YOUR GOAL:
From the entries that follow, gather each line holding the word "really".

ROWS:
"""

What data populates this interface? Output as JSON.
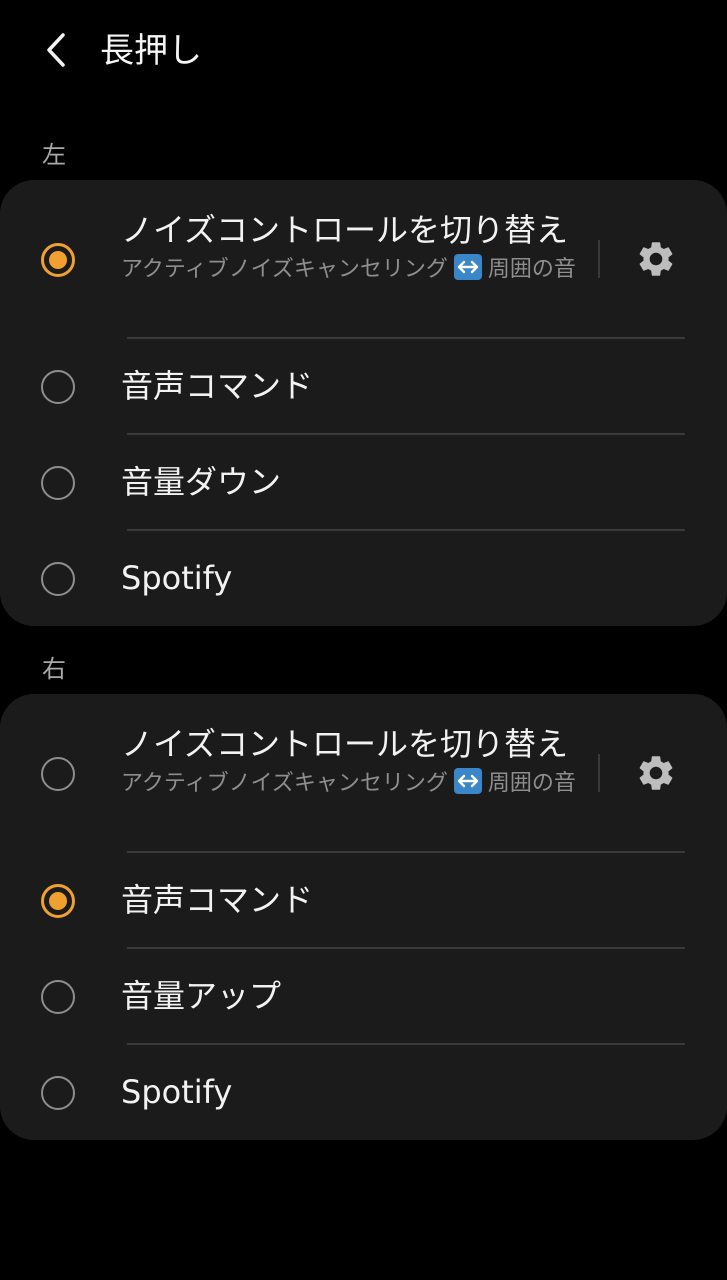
{
  "header": {
    "title": "長押し",
    "back_icon": "chevron-left-icon"
  },
  "accent_color": "#f0a030",
  "sections": [
    {
      "label": "左",
      "options": [
        {
          "title": "ノイズコントロールを切り替え",
          "subtitle_a": "アクティブノイズキャンセリング",
          "subtitle_icon": "left-right-arrow-icon",
          "subtitle_b": "周囲の音",
          "settings_icon": "gear-icon",
          "selected": true
        },
        {
          "title": "音声コマンド",
          "selected": false
        },
        {
          "title": "音量ダウン",
          "selected": false
        },
        {
          "title": "Spotify",
          "selected": false
        }
      ]
    },
    {
      "label": "右",
      "options": [
        {
          "title": "ノイズコントロールを切り替え",
          "subtitle_a": "アクティブノイズキャンセリング",
          "subtitle_icon": "left-right-arrow-icon",
          "subtitle_b": "周囲の音",
          "settings_icon": "gear-icon",
          "selected": false
        },
        {
          "title": "音声コマンド",
          "selected": true
        },
        {
          "title": "音量アップ",
          "selected": false
        },
        {
          "title": "Spotify",
          "selected": false
        }
      ]
    }
  ]
}
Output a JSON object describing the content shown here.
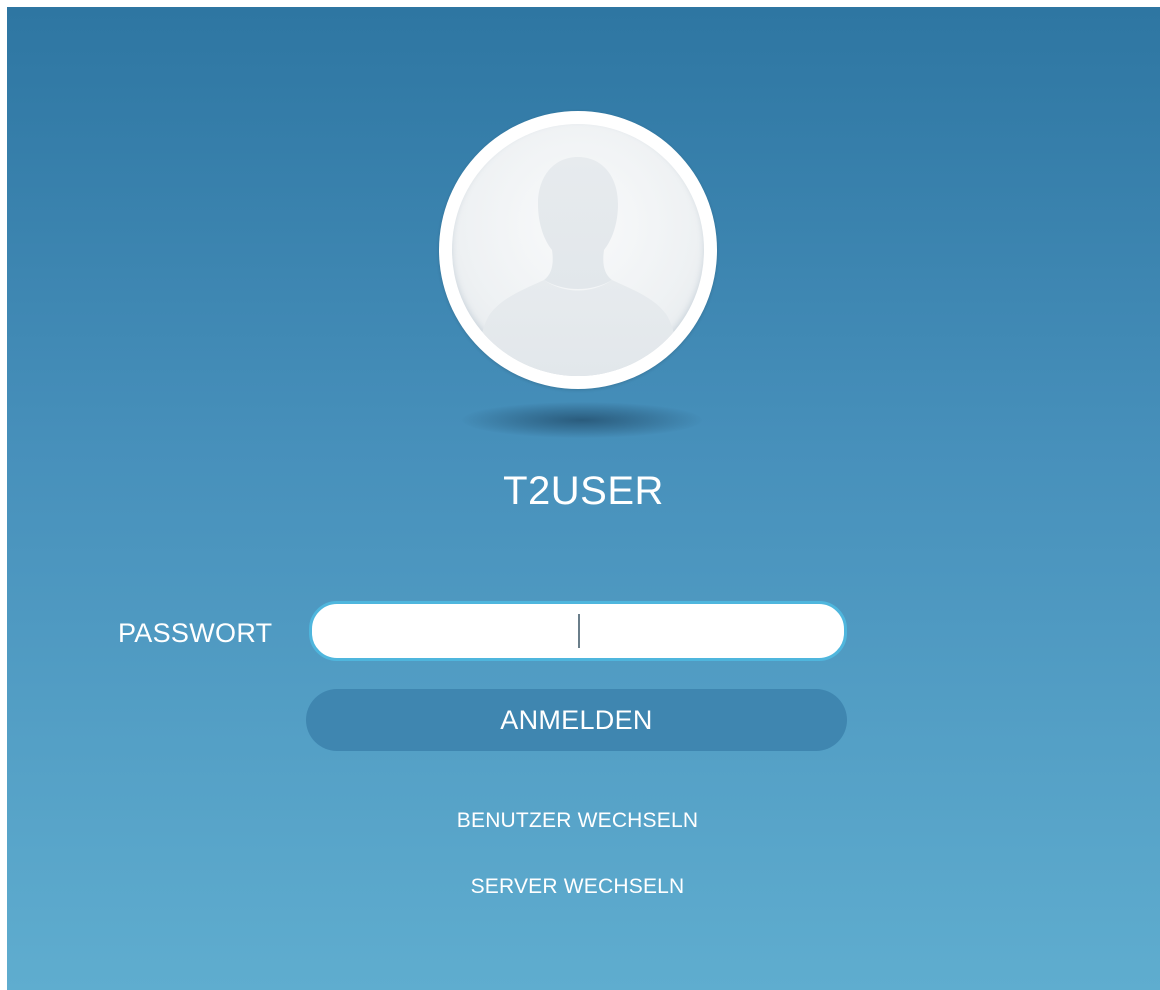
{
  "user": {
    "name": "T2USER",
    "avatar_icon": "user-silhouette-icon"
  },
  "password": {
    "label": "PASSWORT",
    "value": "",
    "placeholder": ""
  },
  "login_button": {
    "label": "ANMELDEN"
  },
  "links": {
    "switch_user": "BENUTZER WECHSELN",
    "switch_server": "SERVER WECHSELN"
  },
  "colors": {
    "background_top": "#2e76a2",
    "background_bottom": "#5fadcf",
    "input_border": "#4fb6dd",
    "button_fill": "#3f86b0"
  }
}
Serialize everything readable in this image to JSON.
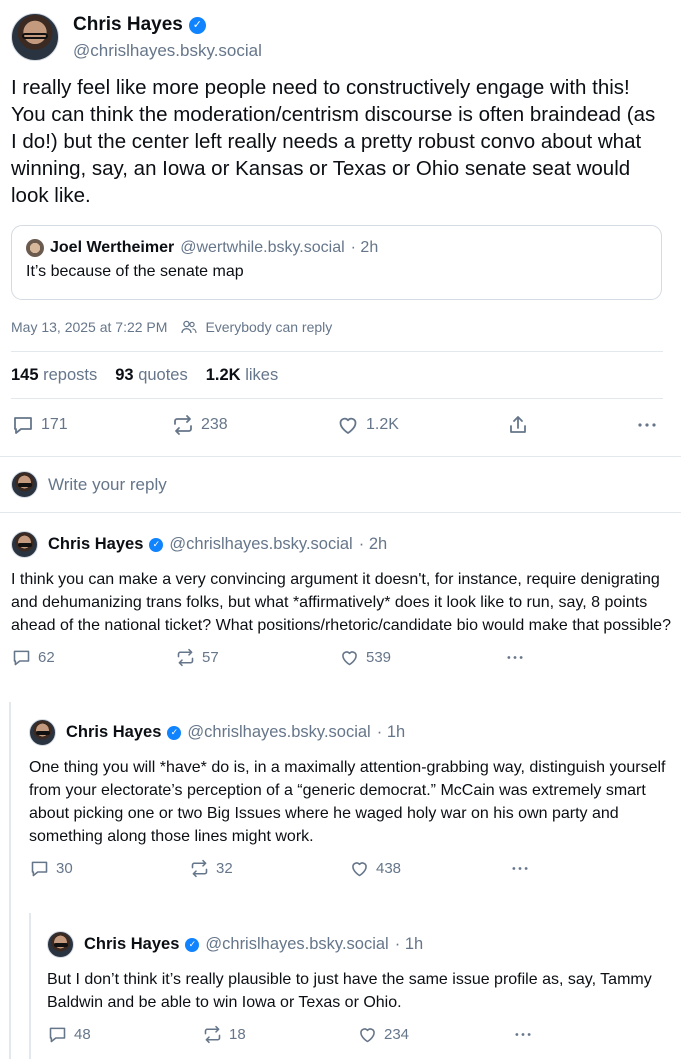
{
  "post": {
    "author_name": "Chris Hayes",
    "author_handle": "@chrislhayes.bsky.social",
    "text": "I really feel like more people need to constructively engage with this! You can think the moderation/centrism discourse is often braindead (as I do!) but the center left really needs a pretty robust convo about what winning, say, an Iowa or Kansas or Texas or Ohio senate seat would look like.",
    "quote": {
      "author_name": "Joel Wertheimer",
      "author_handle": "@wertwhile.bsky.social",
      "time": "· 2h",
      "text": "It’s because of the senate map"
    },
    "timestamp": "May 13, 2025 at 7:22 PM",
    "reply_permission": "Everybody can reply",
    "stats": {
      "reposts_count": "145",
      "reposts_label": "reposts",
      "quotes_count": "93",
      "quotes_label": "quotes",
      "likes_count": "1.2K",
      "likes_label": "likes"
    },
    "actions": {
      "replies": "171",
      "reposts": "238",
      "likes": "1.2K"
    }
  },
  "reply_box": {
    "placeholder": "Write your reply"
  },
  "replies": [
    {
      "author_name": "Chris Hayes",
      "author_handle": "@chrislhayes.bsky.social",
      "time": "· 2h",
      "text": "I think you can make a very convincing argument it doesn't, for instance, require denigrating and dehumanizing trans folks, but what *affirmatively* does it look like to run, say, 8 points ahead of the national ticket? What positions/rhetoric/candidate bio would make that possible?",
      "replies": "62",
      "reposts": "57",
      "likes": "539"
    },
    {
      "author_name": "Chris Hayes",
      "author_handle": "@chrislhayes.bsky.social",
      "time": "· 1h",
      "text": "One thing you will *have* do is, in a maximally attention-grabbing way, distinguish yourself from your electorate’s perception of a “generic democrat.” McCain was extremely smart about picking one or two Big Issues where he waged holy war on his own party and something along those lines might work.",
      "replies": "30",
      "reposts": "32",
      "likes": "438"
    },
    {
      "author_name": "Chris Hayes",
      "author_handle": "@chrislhayes.bsky.social",
      "time": "· 1h",
      "text": "But I don’t think it’s really plausible to just have the same issue profile as, say, Tammy Baldwin and be able to win Iowa or Texas or Ohio.",
      "replies": "48",
      "reposts": "18",
      "likes": "234"
    }
  ]
}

"""

EXERCISE RESULT:
    "text": "I really feel like more people need to constructively engage with this! You can think the moderation/centrism discourse is often braindead (as I do!) but the center left really needs a pretty robust convo about what winning, say, an Iowa or Kansas or Texas or Ohio senate seat would look like.",
      "text": "But I don’t think it’s really plausible to just have the same issue profile as, say, Tammy Baldwin and be able to win Iowa or Texas or Ohio.",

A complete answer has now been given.